Copy every line of the following data that includes the string "axiale".

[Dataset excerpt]

====================

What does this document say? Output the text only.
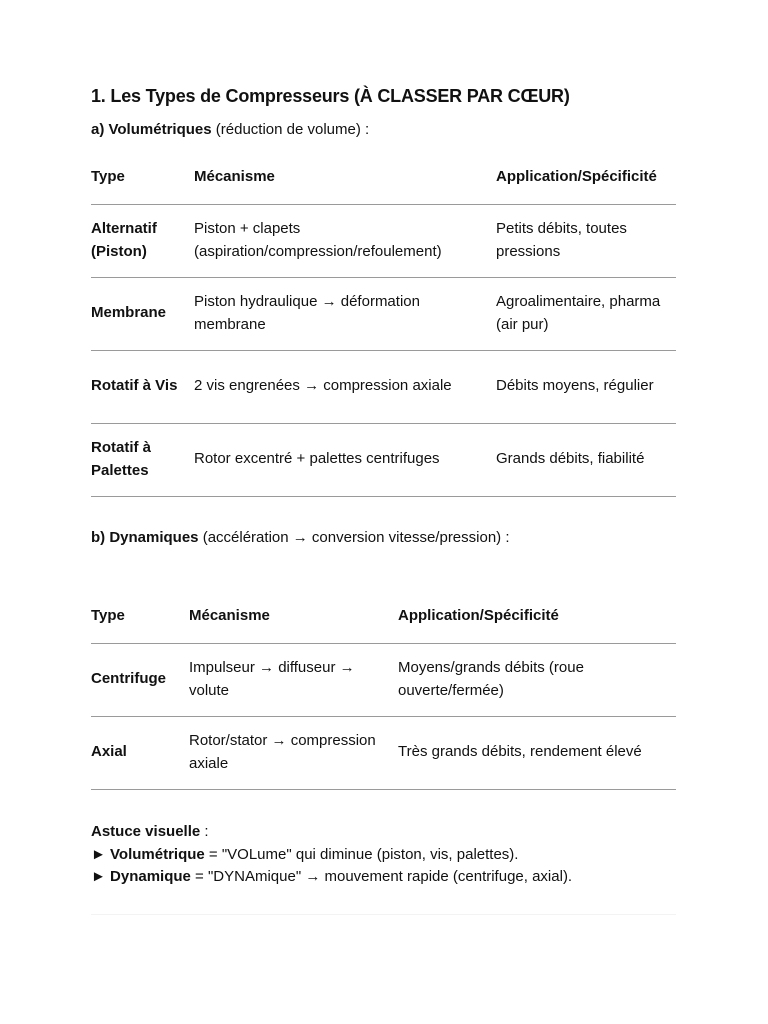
1. Les Types de Compresseurs (À CLASSER PAR CŒUR)
a) Volumétriques (réduction de volume) :
Type	Mécanisme	Application/Spécificité
Alternatif (Piston)	Piston + clapets (aspiration/compression/refoulement)	Petits débits, toutes pressions
Membrane	Piston hydraulique → déformation membrane	Agroalimentaire, pharma (air pur)
Rotatif à Vis	2 vis engrenées → compression axiale	Débits moyens, régulier
Rotatif à Palettes	Rotor excentré + palettes centrifuges	Grands débits, fiabilité
b) Dynamiques (accélération → conversion vitesse/pression) :
Type	Mécanisme	Application/Spécificité
Centrifuge	Impulseur → diffuseur → volute	Moyens/grands débits (roue ouverte/fermée)
Axial	Rotor/stator → compression axiale	Très grands débits, rendement élevé
Astuce visuelle :
► Volumétrique = "VOLume" qui diminue (piston, vis, palettes).
► Dynamique = "DYNAmique" → mouvement rapide (centrifuge, axial).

====================

■ **Solution below**:
Rotatif à Vis	2 vis engrenées → compression axiale	Débits moyens, régulier
Axial	Rotor/stator → compression axiale	Très grands débits, rendement élevé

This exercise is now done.